Exercise instructions ▸
Copy whichever lines contain the string "title".

Supplied material ▸
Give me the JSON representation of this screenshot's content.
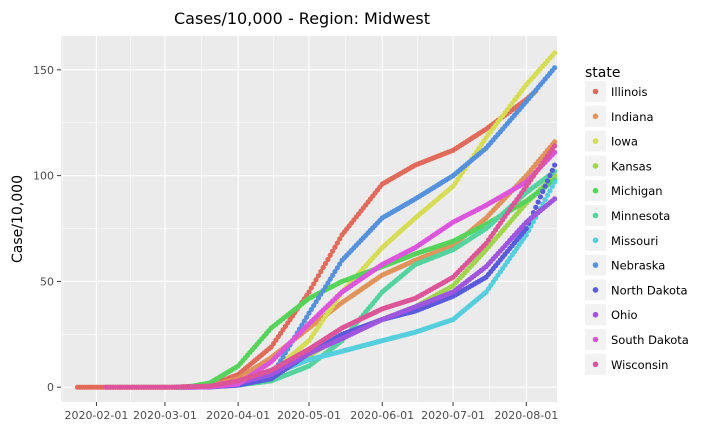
{
  "chart_data": {
    "type": "scatter",
    "title": "Cases/10,000 - Region: Midwest",
    "xlabel": "",
    "ylabel": "Case/10,000",
    "x_ticks": [
      "2020-02-01",
      "2020-03-01",
      "2020-04-01",
      "2020-05-01",
      "2020-06-01",
      "2020-07-01",
      "2020-08-01"
    ],
    "x_range": [
      "2020-01-17",
      "2020-08-14"
    ],
    "y_ticks": [
      0,
      50,
      100,
      150
    ],
    "ylim": [
      -7,
      166
    ],
    "grid": true,
    "legend": {
      "title": "state",
      "position": "right"
    },
    "series": [
      {
        "name": "Illinois",
        "color": "#E16A5A",
        "points": [
          [
            "2020-01-24",
            0
          ],
          [
            "2020-03-05",
            0
          ],
          [
            "2020-03-20",
            0.8
          ],
          [
            "2020-04-01",
            6
          ],
          [
            "2020-04-15",
            19
          ],
          [
            "2020-05-01",
            45
          ],
          [
            "2020-05-15",
            72
          ],
          [
            "2020-06-01",
            96
          ],
          [
            "2020-06-15",
            105
          ],
          [
            "2020-07-01",
            112
          ],
          [
            "2020-07-15",
            122
          ],
          [
            "2020-08-01",
            136
          ],
          [
            "2020-08-05",
            140
          ]
        ]
      },
      {
        "name": "Indiana",
        "color": "#E0935A",
        "points": [
          [
            "2020-03-06",
            0
          ],
          [
            "2020-03-20",
            0.6
          ],
          [
            "2020-04-01",
            4
          ],
          [
            "2020-04-15",
            14
          ],
          [
            "2020-05-01",
            28
          ],
          [
            "2020-05-15",
            40
          ],
          [
            "2020-06-01",
            53
          ],
          [
            "2020-06-15",
            60
          ],
          [
            "2020-07-01",
            67
          ],
          [
            "2020-07-15",
            80
          ],
          [
            "2020-08-01",
            100
          ],
          [
            "2020-08-13",
            116
          ]
        ]
      },
      {
        "name": "Iowa",
        "color": "#D7DC55",
        "points": [
          [
            "2020-03-08",
            0
          ],
          [
            "2020-03-20",
            0.4
          ],
          [
            "2020-04-01",
            2
          ],
          [
            "2020-04-15",
            7
          ],
          [
            "2020-05-01",
            22
          ],
          [
            "2020-05-15",
            45
          ],
          [
            "2020-06-01",
            66
          ],
          [
            "2020-06-15",
            80
          ],
          [
            "2020-07-01",
            95
          ],
          [
            "2020-07-15",
            118
          ],
          [
            "2020-08-01",
            143
          ],
          [
            "2020-08-13",
            158
          ]
        ]
      },
      {
        "name": "Kansas",
        "color": "#A0D64E",
        "points": [
          [
            "2020-03-07",
            0
          ],
          [
            "2020-03-20",
            0.3
          ],
          [
            "2020-04-01",
            1.5
          ],
          [
            "2020-04-15",
            5
          ],
          [
            "2020-05-01",
            15
          ],
          [
            "2020-05-15",
            24
          ],
          [
            "2020-06-01",
            32
          ],
          [
            "2020-06-15",
            38
          ],
          [
            "2020-07-01",
            48
          ],
          [
            "2020-07-15",
            65
          ],
          [
            "2020-08-01",
            87
          ],
          [
            "2020-08-13",
            100
          ]
        ]
      },
      {
        "name": "Michigan",
        "color": "#55D35A",
        "points": [
          [
            "2020-03-10",
            0
          ],
          [
            "2020-03-20",
            2
          ],
          [
            "2020-04-01",
            10
          ],
          [
            "2020-04-15",
            28
          ],
          [
            "2020-05-01",
            42
          ],
          [
            "2020-05-15",
            50
          ],
          [
            "2020-06-01",
            57
          ],
          [
            "2020-06-15",
            63
          ],
          [
            "2020-07-01",
            69
          ],
          [
            "2020-07-15",
            77
          ],
          [
            "2020-08-01",
            88
          ],
          [
            "2020-08-13",
            98
          ]
        ]
      },
      {
        "name": "Minnesota",
        "color": "#55D39F",
        "points": [
          [
            "2020-03-06",
            0
          ],
          [
            "2020-03-20",
            0.3
          ],
          [
            "2020-04-01",
            1
          ],
          [
            "2020-04-15",
            3
          ],
          [
            "2020-05-01",
            10
          ],
          [
            "2020-05-15",
            22
          ],
          [
            "2020-06-01",
            45
          ],
          [
            "2020-06-15",
            58
          ],
          [
            "2020-07-01",
            65
          ],
          [
            "2020-07-15",
            75
          ],
          [
            "2020-08-01",
            92
          ],
          [
            "2020-08-13",
            102
          ]
        ]
      },
      {
        "name": "Missouri",
        "color": "#55CEDD",
        "points": [
          [
            "2020-03-07",
            0
          ],
          [
            "2020-03-20",
            0.2
          ],
          [
            "2020-04-01",
            1.5
          ],
          [
            "2020-04-15",
            6
          ],
          [
            "2020-05-01",
            13
          ],
          [
            "2020-05-15",
            17
          ],
          [
            "2020-06-01",
            22
          ],
          [
            "2020-06-15",
            26
          ],
          [
            "2020-07-01",
            32
          ],
          [
            "2020-07-15",
            45
          ],
          [
            "2020-08-01",
            72
          ],
          [
            "2020-08-13",
            97
          ]
        ]
      },
      {
        "name": "Nebraska",
        "color": "#5591DD",
        "points": [
          [
            "2020-03-06",
            0
          ],
          [
            "2020-03-20",
            0.2
          ],
          [
            "2020-04-01",
            1
          ],
          [
            "2020-04-15",
            5
          ],
          [
            "2020-05-01",
            35
          ],
          [
            "2020-05-15",
            60
          ],
          [
            "2020-06-01",
            80
          ],
          [
            "2020-06-15",
            89
          ],
          [
            "2020-07-01",
            100
          ],
          [
            "2020-07-15",
            113
          ],
          [
            "2020-08-01",
            135
          ],
          [
            "2020-08-13",
            151
          ]
        ]
      },
      {
        "name": "North Dakota",
        "color": "#5A5ADD",
        "points": [
          [
            "2020-03-11",
            0
          ],
          [
            "2020-03-20",
            0.1
          ],
          [
            "2020-04-01",
            1
          ],
          [
            "2020-04-15",
            4
          ],
          [
            "2020-05-01",
            16
          ],
          [
            "2020-05-15",
            25
          ],
          [
            "2020-06-01",
            32
          ],
          [
            "2020-06-15",
            36
          ],
          [
            "2020-07-01",
            43
          ],
          [
            "2020-07-15",
            52
          ],
          [
            "2020-08-01",
            75
          ],
          [
            "2020-08-13",
            105
          ]
        ]
      },
      {
        "name": "Ohio",
        "color": "#9F55DD",
        "points": [
          [
            "2020-03-09",
            0
          ],
          [
            "2020-03-20",
            0.3
          ],
          [
            "2020-04-01",
            2
          ],
          [
            "2020-04-15",
            6
          ],
          [
            "2020-05-01",
            16
          ],
          [
            "2020-05-15",
            23
          ],
          [
            "2020-06-01",
            32
          ],
          [
            "2020-06-15",
            38
          ],
          [
            "2020-07-01",
            45
          ],
          [
            "2020-07-15",
            57
          ],
          [
            "2020-08-01",
            78
          ],
          [
            "2020-08-13",
            89
          ]
        ]
      },
      {
        "name": "South Dakota",
        "color": "#DD55DD",
        "points": [
          [
            "2020-03-10",
            0
          ],
          [
            "2020-03-20",
            0.2
          ],
          [
            "2020-04-01",
            1.5
          ],
          [
            "2020-04-15",
            12
          ],
          [
            "2020-05-01",
            30
          ],
          [
            "2020-05-15",
            45
          ],
          [
            "2020-06-01",
            58
          ],
          [
            "2020-06-15",
            66
          ],
          [
            "2020-07-01",
            78
          ],
          [
            "2020-07-15",
            86
          ],
          [
            "2020-08-01",
            97
          ],
          [
            "2020-08-13",
            111
          ]
        ]
      },
      {
        "name": "Wisconsin",
        "color": "#DD5599",
        "points": [
          [
            "2020-02-05",
            0
          ],
          [
            "2020-03-05",
            0
          ],
          [
            "2020-03-20",
            0.5
          ],
          [
            "2020-04-01",
            3
          ],
          [
            "2020-04-15",
            8
          ],
          [
            "2020-05-01",
            18
          ],
          [
            "2020-05-15",
            28
          ],
          [
            "2020-06-01",
            37
          ],
          [
            "2020-06-15",
            42
          ],
          [
            "2020-07-01",
            52
          ],
          [
            "2020-07-15",
            68
          ],
          [
            "2020-08-01",
            95
          ],
          [
            "2020-08-13",
            114
          ]
        ]
      }
    ]
  }
}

The output ▸
    "title": "Cases/10,000 - Region: Midwest",
      "title": "state",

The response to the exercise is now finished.